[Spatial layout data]
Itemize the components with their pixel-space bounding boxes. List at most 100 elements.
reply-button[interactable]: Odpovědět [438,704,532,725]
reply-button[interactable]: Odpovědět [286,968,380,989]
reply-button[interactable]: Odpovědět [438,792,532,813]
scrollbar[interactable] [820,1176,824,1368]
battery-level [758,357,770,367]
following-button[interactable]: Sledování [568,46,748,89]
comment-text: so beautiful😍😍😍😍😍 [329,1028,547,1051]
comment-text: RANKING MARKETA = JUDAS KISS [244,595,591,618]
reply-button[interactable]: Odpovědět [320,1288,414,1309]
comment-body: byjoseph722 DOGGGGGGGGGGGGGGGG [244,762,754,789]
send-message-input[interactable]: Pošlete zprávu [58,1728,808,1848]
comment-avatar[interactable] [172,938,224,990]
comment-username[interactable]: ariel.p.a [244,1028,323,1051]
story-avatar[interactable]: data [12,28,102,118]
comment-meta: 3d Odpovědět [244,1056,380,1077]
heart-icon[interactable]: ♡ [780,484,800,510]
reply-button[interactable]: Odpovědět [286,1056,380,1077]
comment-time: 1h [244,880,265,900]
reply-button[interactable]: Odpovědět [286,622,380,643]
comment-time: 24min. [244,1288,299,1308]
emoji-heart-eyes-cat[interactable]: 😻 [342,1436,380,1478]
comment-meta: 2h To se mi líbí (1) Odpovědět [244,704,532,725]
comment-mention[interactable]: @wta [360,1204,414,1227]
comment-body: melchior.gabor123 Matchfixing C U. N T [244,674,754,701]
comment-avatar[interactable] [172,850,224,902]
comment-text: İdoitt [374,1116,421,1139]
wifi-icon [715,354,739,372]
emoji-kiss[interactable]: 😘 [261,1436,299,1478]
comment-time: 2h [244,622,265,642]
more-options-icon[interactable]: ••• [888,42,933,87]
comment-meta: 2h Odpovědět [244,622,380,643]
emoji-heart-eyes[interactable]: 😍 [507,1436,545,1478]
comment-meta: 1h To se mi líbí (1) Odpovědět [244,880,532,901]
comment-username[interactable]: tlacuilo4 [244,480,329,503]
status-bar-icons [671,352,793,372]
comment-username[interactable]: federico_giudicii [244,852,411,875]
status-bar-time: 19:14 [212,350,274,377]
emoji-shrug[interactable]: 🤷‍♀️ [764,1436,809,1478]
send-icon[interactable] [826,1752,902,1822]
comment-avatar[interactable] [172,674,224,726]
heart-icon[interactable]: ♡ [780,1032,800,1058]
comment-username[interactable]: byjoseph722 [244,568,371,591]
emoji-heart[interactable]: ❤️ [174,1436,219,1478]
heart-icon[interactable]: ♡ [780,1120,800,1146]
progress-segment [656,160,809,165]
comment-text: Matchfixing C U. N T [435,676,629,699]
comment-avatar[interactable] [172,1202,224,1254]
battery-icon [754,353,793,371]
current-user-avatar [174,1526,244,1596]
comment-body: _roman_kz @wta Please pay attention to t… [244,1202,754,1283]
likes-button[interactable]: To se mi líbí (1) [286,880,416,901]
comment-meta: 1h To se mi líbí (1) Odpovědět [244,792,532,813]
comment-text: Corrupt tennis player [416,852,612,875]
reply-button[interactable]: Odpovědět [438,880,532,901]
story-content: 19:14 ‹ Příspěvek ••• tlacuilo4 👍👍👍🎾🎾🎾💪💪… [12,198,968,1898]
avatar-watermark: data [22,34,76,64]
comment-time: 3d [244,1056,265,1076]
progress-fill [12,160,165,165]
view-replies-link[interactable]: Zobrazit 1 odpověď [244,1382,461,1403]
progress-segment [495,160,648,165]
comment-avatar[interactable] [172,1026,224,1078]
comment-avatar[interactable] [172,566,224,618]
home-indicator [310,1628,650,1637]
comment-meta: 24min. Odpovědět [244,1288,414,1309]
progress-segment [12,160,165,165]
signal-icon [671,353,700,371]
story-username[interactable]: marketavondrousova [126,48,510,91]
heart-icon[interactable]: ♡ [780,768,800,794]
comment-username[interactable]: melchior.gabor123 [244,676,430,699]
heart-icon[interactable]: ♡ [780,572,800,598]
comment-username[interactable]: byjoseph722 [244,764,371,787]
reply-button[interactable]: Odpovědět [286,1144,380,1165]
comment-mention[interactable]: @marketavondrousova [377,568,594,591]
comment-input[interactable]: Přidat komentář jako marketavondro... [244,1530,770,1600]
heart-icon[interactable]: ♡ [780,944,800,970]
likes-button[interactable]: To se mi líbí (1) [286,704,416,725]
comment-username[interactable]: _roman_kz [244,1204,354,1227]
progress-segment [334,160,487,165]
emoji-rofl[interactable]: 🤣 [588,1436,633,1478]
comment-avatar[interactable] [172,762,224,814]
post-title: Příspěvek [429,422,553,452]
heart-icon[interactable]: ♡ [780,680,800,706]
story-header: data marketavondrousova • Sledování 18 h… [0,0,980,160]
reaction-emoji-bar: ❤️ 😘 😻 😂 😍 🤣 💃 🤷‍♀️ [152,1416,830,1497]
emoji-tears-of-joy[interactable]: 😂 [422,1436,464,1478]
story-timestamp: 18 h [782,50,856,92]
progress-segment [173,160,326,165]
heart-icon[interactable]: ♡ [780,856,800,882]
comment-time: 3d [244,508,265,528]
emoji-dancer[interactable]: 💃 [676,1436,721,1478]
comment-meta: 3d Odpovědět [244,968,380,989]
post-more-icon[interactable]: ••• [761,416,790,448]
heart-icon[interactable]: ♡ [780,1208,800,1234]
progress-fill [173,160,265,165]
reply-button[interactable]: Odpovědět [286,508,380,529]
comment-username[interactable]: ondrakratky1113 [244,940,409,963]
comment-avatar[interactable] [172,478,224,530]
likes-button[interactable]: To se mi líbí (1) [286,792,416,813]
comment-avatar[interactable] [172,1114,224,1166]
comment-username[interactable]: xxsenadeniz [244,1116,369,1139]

Directions
Copy out the items above exactly, from the first line through the line containing "more-options-icon[interactable]: ••• [888,42,933,87]", including both of those lines.

Result below
Itemize the components with their pixel-space bounding boxes. List at most 100 elements.
reply-button[interactable]: Odpovědět [438,704,532,725]
reply-button[interactable]: Odpovědět [286,968,380,989]
reply-button[interactable]: Odpovědět [438,792,532,813]
scrollbar[interactable] [820,1176,824,1368]
battery-level [758,357,770,367]
following-button[interactable]: Sledování [568,46,748,89]
comment-text: so beautiful😍😍😍😍😍 [329,1028,547,1051]
comment-text: RANKING MARKETA = JUDAS KISS [244,595,591,618]
reply-button[interactable]: Odpovědět [320,1288,414,1309]
comment-body: byjoseph722 DOGGGGGGGGGGGGGGGG [244,762,754,789]
send-message-input[interactable]: Pošlete zprávu [58,1728,808,1848]
comment-avatar[interactable] [172,938,224,990]
comment-username[interactable]: ariel.p.a [244,1028,323,1051]
story-avatar[interactable]: data [12,28,102,118]
comment-meta: 3d Odpovědět [244,1056,380,1077]
heart-icon[interactable]: ♡ [780,484,800,510]
reply-button[interactable]: Odpovědět [286,1056,380,1077]
comment-time: 1h [244,880,265,900]
reply-button[interactable]: Odpovědět [286,622,380,643]
comment-time: 24min. [244,1288,299,1308]
emoji-heart-eyes-cat[interactable]: 😻 [342,1436,380,1478]
comment-meta: 2h To se mi líbí (1) Odpovědět [244,704,532,725]
comment-mention[interactable]: @wta [360,1204,414,1227]
comment-body: melchior.gabor123 Matchfixing C U. N T [244,674,754,701]
comment-avatar[interactable] [172,850,224,902]
comment-text: İdoitt [374,1116,421,1139]
wifi-icon [715,354,739,372]
emoji-kiss[interactable]: 😘 [261,1436,299,1478]
comment-time: 2h [244,622,265,642]
more-options-icon[interactable]: ••• [888,42,933,87]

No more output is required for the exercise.